THE REQUEST ::
Tell how many lines in these records contain the string "structured", with only the number as the reply.
☆ ☆ ☆
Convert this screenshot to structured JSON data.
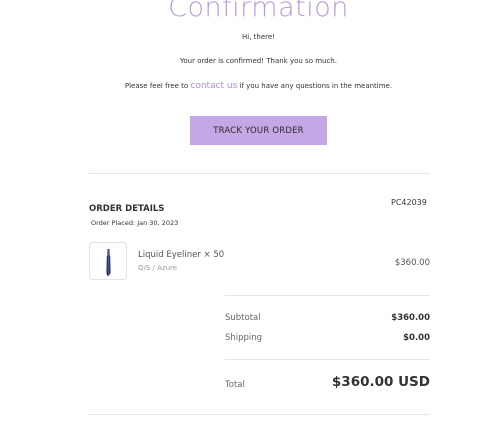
{
  "header": {
    "title": "Confirmation"
  },
  "message": {
    "greeting": "Hi, there!",
    "confirmed": "Your order is confirmed! Thank you so much.",
    "feel_free_prefix": "Please feel free to",
    "contact_link": "contact us",
    "feel_free_suffix": "if you have any questions in the meantime."
  },
  "actions": {
    "track_label": "TRACK YOUR ORDER"
  },
  "order": {
    "section_title": "ORDER DETAILS",
    "placed": "Order Placed: Jan 30, 2023",
    "number": "PC42039",
    "items": [
      {
        "name": "Liquid Eyeliner × 50",
        "variant": "O/S / Azure",
        "price": "$360.00",
        "image_icon": "eyeliner-product-icon"
      }
    ]
  },
  "summary": {
    "subtotal_label": "Subtotal",
    "subtotal_value": "$360.00",
    "shipping_label": "Shipping",
    "shipping_value": "$0.00",
    "total_label": "Total",
    "total_value": "$360.00 USD"
  },
  "colors": {
    "accent": "#b79be0",
    "button": "#c5a7e6",
    "link": "#b08be0"
  }
}
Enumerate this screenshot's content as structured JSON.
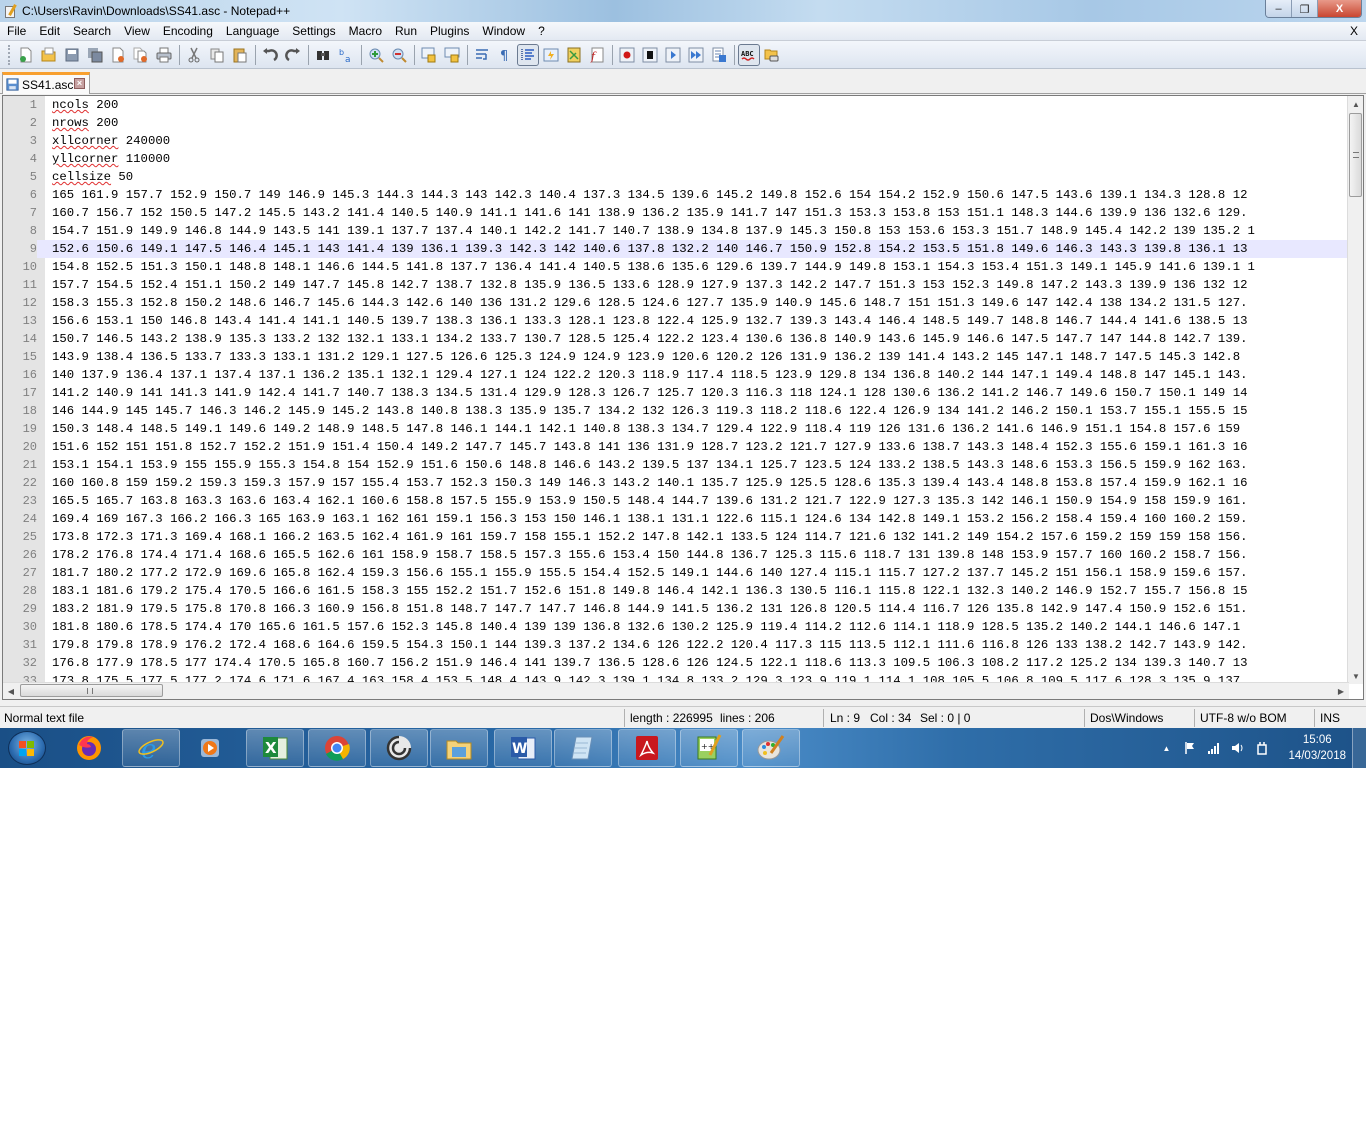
{
  "window": {
    "title": "C:\\Users\\Ravin\\Downloads\\SS41.asc - Notepad++",
    "controls": {
      "minimize": "–",
      "restore": "❐",
      "close": "X"
    }
  },
  "menu": {
    "items": [
      "File",
      "Edit",
      "Search",
      "View",
      "Encoding",
      "Language",
      "Settings",
      "Macro",
      "Run",
      "Plugins",
      "Window",
      "?"
    ],
    "close_document": "X"
  },
  "toolbar": {
    "buttons": [
      {
        "icon": "new-file-icon"
      },
      {
        "icon": "open-file-icon"
      },
      {
        "icon": "save-icon"
      },
      {
        "icon": "save-all-icon"
      },
      {
        "icon": "close-icon"
      },
      {
        "icon": "close-all-icon"
      },
      {
        "icon": "print-icon"
      },
      {
        "icon": "cut-icon"
      },
      {
        "icon": "copy-icon"
      },
      {
        "icon": "paste-icon"
      },
      {
        "icon": "undo-icon"
      },
      {
        "icon": "redo-icon"
      },
      {
        "icon": "find-icon"
      },
      {
        "icon": "replace-icon"
      },
      {
        "icon": "zoom-in-icon"
      },
      {
        "icon": "zoom-out-icon"
      },
      {
        "icon": "sync-vertical-icon"
      },
      {
        "icon": "sync-horizontal-icon"
      },
      {
        "icon": "word-wrap-icon"
      },
      {
        "icon": "show-all-characters-icon"
      },
      {
        "icon": "indent-guide-icon",
        "active": true
      },
      {
        "icon": "user-defined-language-icon"
      },
      {
        "icon": "document-map-icon"
      },
      {
        "icon": "function-list-icon"
      },
      {
        "icon": "record-macro-icon"
      },
      {
        "icon": "stop-recording-icon"
      },
      {
        "icon": "play-macro-icon"
      },
      {
        "icon": "run-macro-multiple-icon"
      },
      {
        "icon": "save-macro-icon"
      },
      {
        "icon": "spell-check-icon",
        "active": true
      },
      {
        "icon": "folder-as-workspace-icon"
      }
    ]
  },
  "tabs": [
    {
      "label": "SS41.asc",
      "active": true,
      "close": "×"
    }
  ],
  "editor": {
    "current_line": 9,
    "lines": [
      {
        "n": "1",
        "kw": "ncols",
        "rest": " 200"
      },
      {
        "n": "2",
        "kw": "nrows",
        "rest": " 200"
      },
      {
        "n": "3",
        "kw": "xllcorner",
        "rest": " 240000"
      },
      {
        "n": "4",
        "kw": "yllcorner",
        "rest": " 110000"
      },
      {
        "n": "5",
        "kw": "cellsize",
        "rest": " 50"
      },
      {
        "n": "6",
        "text": "165 161.9 157.7 152.9 150.7 149 146.9 145.3 144.3 144.3 143 142.3 140.4 137.3 134.5 139.6 145.2 149.8 152.6 154 154.2 152.9 150.6 147.5 143.6 139.1 134.3 128.8 12"
      },
      {
        "n": "7",
        "text": "160.7 156.7 152 150.5 147.2 145.5 143.2 141.4 140.5 140.9 141.1 141.6 141 138.9 136.2 135.9 141.7 147 151.3 153.3 153.8 153 151.1 148.3 144.6 139.9 136 132.6 129."
      },
      {
        "n": "8",
        "text": "154.7 151.9 149.9 146.8 144.9 143.5 141 139.1 137.7 137.4 140.1 142.2 141.7 140.7 138.9 134.8 137.9 145.3 150.8 153 153.6 153.3 151.7 148.9 145.4 142.2 139 135.2 1"
      },
      {
        "n": "9",
        "text": "152.6 150.6 149.1 147.5 146.4 145.1 143 141.4 139 136.1 139.3 142.3 142 140.6 137.8 132.2 140 146.7 150.9 152.8 154.2 153.5 151.8 149.6 146.3 143.3 139.8 136.1 13"
      },
      {
        "n": "10",
        "text": "154.8 152.5 151.3 150.1 148.8 148.1 146.6 144.5 141.8 137.7 136.4 141.4 140.5 138.6 135.6 129.6 139.7 144.9 149.8 153.1 154.3 153.4 151.3 149.1 145.9 141.6 139.1 1"
      },
      {
        "n": "11",
        "text": "157.7 154.5 152.4 151.1 150.2 149 147.7 145.8 142.7 138.7 132.8 135.9 136.5 133.6 128.9 127.9 137.3 142.2 147.7 151.3 153 152.3 149.8 147.2 143.3 139.9 136 132 12"
      },
      {
        "n": "12",
        "text": "158.3 155.3 152.8 150.2 148.6 146.7 145.6 144.3 142.6 140 136 131.2 129.6 128.5 124.6 127.7 135.9 140.9 145.6 148.7 151 151.3 149.6 147 142.4 138 134.2 131.5 127."
      },
      {
        "n": "13",
        "text": "156.6 153.1 150 146.8 143.4 141.4 141.1 140.5 139.7 138.3 136.1 133.3 128.1 123.8 122.4 125.9 132.7 139.3 143.4 146.4 148.5 149.7 148.8 146.7 144.4 141.6 138.5 13"
      },
      {
        "n": "14",
        "text": "150.7 146.5 143.2 138.9 135.3 133.2 132 132.1 133.1 134.2 133.7 130.7 128.5 125.4 122.2 123.4 130.6 136.8 140.9 143.6 145.9 146.6 147.5 147.7 147 144.8 142.7 139."
      },
      {
        "n": "15",
        "text": "143.9 138.4 136.5 133.7 133.3 133.1 131.2 129.1 127.5 126.6 125.3 124.9 124.9 123.9 120.6 120.2 126 131.9 136.2 139 141.4 143.2 145 147.1 148.7 147.5 145.3 142.8"
      },
      {
        "n": "16",
        "text": "140 137.9 136.4 137.1 137.4 137.1 136.2 135.1 132.1 129.4 127.1 124 122.2 120.3 118.9 117.4 118.5 123.9 129.8 134 136.8 140.2 144 147.1 149.4 148.8 147 145.1 143."
      },
      {
        "n": "17",
        "text": "141.2 140.9 141 141.3 141.9 142.4 141.7 140.7 138.3 134.5 131.4 129.9 128.3 126.7 125.7 120.3 116.3 118 124.1 128 130.6 136.2 141.2 146.7 149.6 150.7 150.1 149 14"
      },
      {
        "n": "18",
        "text": "146 144.9 145 145.7 146.3 146.2 145.9 145.2 143.8 140.8 138.3 135.9 135.7 134.2 132 126.3 119.3 118.2 118.6 122.4 126.9 134 141.2 146.2 150.1 153.7 155.1 155.5 15"
      },
      {
        "n": "19",
        "text": "150.3 148.4 148.5 149.1 149.6 149.2 148.9 148.5 147.8 146.1 144.1 142.1 140.8 138.3 134.7 129.4 122.9 118.4 119 126 131.6 136.2 141.6 146.9 151.1 154.8 157.6 159"
      },
      {
        "n": "20",
        "text": "151.6 152 151 151.8 152.7 152.2 151.9 151.4 150.4 149.2 147.7 145.7 143.8 141 136 131.9 128.7 123.2 121.7 127.9 133.6 138.7 143.3 148.4 152.3 155.6 159.1 161.3 16"
      },
      {
        "n": "21",
        "text": "153.1 154.1 153.9 155 155.9 155.3 154.8 154 152.9 151.6 150.6 148.8 146.6 143.2 139.5 137 134.1 125.7 123.5 124 133.2 138.5 143.3 148.6 153.3 156.5 159.9 162 163."
      },
      {
        "n": "22",
        "text": "160 160.8 159 159.2 159.3 159.3 157.9 157 155.4 153.7 152.3 150.3 149 146.3 143.2 140.1 135.7 125.9 125.5 128.6 135.3 139.4 143.4 148.8 153.8 157.4 159.9 162.1 16"
      },
      {
        "n": "23",
        "text": "165.5 165.7 163.8 163.3 163.6 163.4 162.1 160.6 158.8 157.5 155.9 153.9 150.5 148.4 144.7 139.6 131.2 121.7 122.9 127.3 135.3 142 146.1 150.9 154.9 158 159.9 161."
      },
      {
        "n": "24",
        "text": "169.4 169 167.3 166.2 166.3 165 163.9 163.1 162 161 159.1 156.3 153 150 146.1 138.1 131.1 122.6 115.1 124.6 134 142.8 149.1 153.2 156.2 158.4 159.4 160 160.2 159."
      },
      {
        "n": "25",
        "text": "173.8 172.3 171.3 169.4 168.1 166.2 163.5 162.4 161.9 161 159.7 158 155.1 152.2 147.8 142.1 133.5 124 114.7 121.6 132 141.2 149 154.2 157.6 159.2 159 159 158 156."
      },
      {
        "n": "26",
        "text": "178.2 176.8 174.4 171.4 168.6 165.5 162.6 161 158.9 158.7 158.5 157.3 155.6 153.4 150 144.8 136.7 125.3 115.6 118.7 131 139.8 148 153.9 157.7 160 160.2 158.7 156."
      },
      {
        "n": "27",
        "text": "181.7 180.2 177.2 172.9 169.6 165.8 162.4 159.3 156.6 155.1 155.9 155.5 154.4 152.5 149.1 144.6 140 127.4 115.1 115.7 127.2 137.7 145.2 151 156.1 158.9 159.6 157."
      },
      {
        "n": "28",
        "text": "183.1 181.6 179.2 175.4 170.5 166.6 161.5 158.3 155 152.2 151.7 152.6 151.8 149.8 146.4 142.1 136.3 130.5 116.1 115.8 122.1 132.3 140.2 146.9 152.7 155.7 156.8 15"
      },
      {
        "n": "29",
        "text": "183.2 181.9 179.5 175.8 170.8 166.3 160.9 156.8 151.8 148.7 147.7 147.7 146.8 144.9 141.5 136.2 131 126.8 120.5 114.4 116.7 126 135.8 142.9 147.4 150.9 152.6 151."
      },
      {
        "n": "30",
        "text": "181.8 180.6 178.5 174.4 170 165.6 161.5 157.6 152.3 145.8 140.4 139 139 136.8 132.6 130.2 125.9 119.4 114.2 112.6 114.1 118.9 128.5 135.2 140.2 144.1 146.6 147.1"
      },
      {
        "n": "31",
        "text": "179.8 179.8 178.9 176.2 172.4 168.6 164.6 159.5 154.3 150.1 144 139.3 137.2 134.6 126 122.2 120.4 117.3 115 113.5 112.1 111.6 116.8 126 133 138.2 142.7 143.9 142."
      },
      {
        "n": "32",
        "text": "176.8 177.9 178.5 177 174.4 170.5 165.8 160.7 156.2 151.9 146.4 141 139.7 136.5 128.6 126 124.5 122.1 118.6 113.3 109.5 106.3 108.2 117.2 125.2 134 139.3 140.7 13"
      },
      {
        "n": "33",
        "text": "173.8 175.5 177.5 177.2 174.6 171.6 167.4 163 158.4 153.5 148.4 143.9 142.3 139.1 134.8 133.2 129.3 123.9 119.1 114.1 108 105.5 106.8 109.5 117.6 128.3 135.9 137."
      }
    ]
  },
  "scrollbars": {
    "up": "▲",
    "down": "▼",
    "left": "◀",
    "right": "▶"
  },
  "status": {
    "file_type": "Normal text file",
    "length": "length : 226995",
    "lines": "lines : 206",
    "ln": "Ln : 9",
    "col": "Col : 34",
    "sel": "Sel : 0 | 0",
    "eol": "Dos\\Windows",
    "encoding": "UTF-8 w/o BOM",
    "mode": "INS"
  },
  "taskbar": {
    "apps": [
      {
        "name": "firefox"
      },
      {
        "name": "internet-explorer"
      },
      {
        "name": "windows-media-player"
      },
      {
        "name": "excel"
      },
      {
        "name": "chrome"
      },
      {
        "name": "app-swirl"
      },
      {
        "name": "file-explorer"
      },
      {
        "name": "word"
      },
      {
        "name": "notepad"
      },
      {
        "name": "acrobat-reader"
      },
      {
        "name": "notepad-plus-plus"
      },
      {
        "name": "paint"
      }
    ],
    "tray": {
      "show_hidden": "▲",
      "time": "15:06",
      "date": "14/03/2018"
    }
  }
}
☆ ☆ ☆
FULL RESPONSE ::
2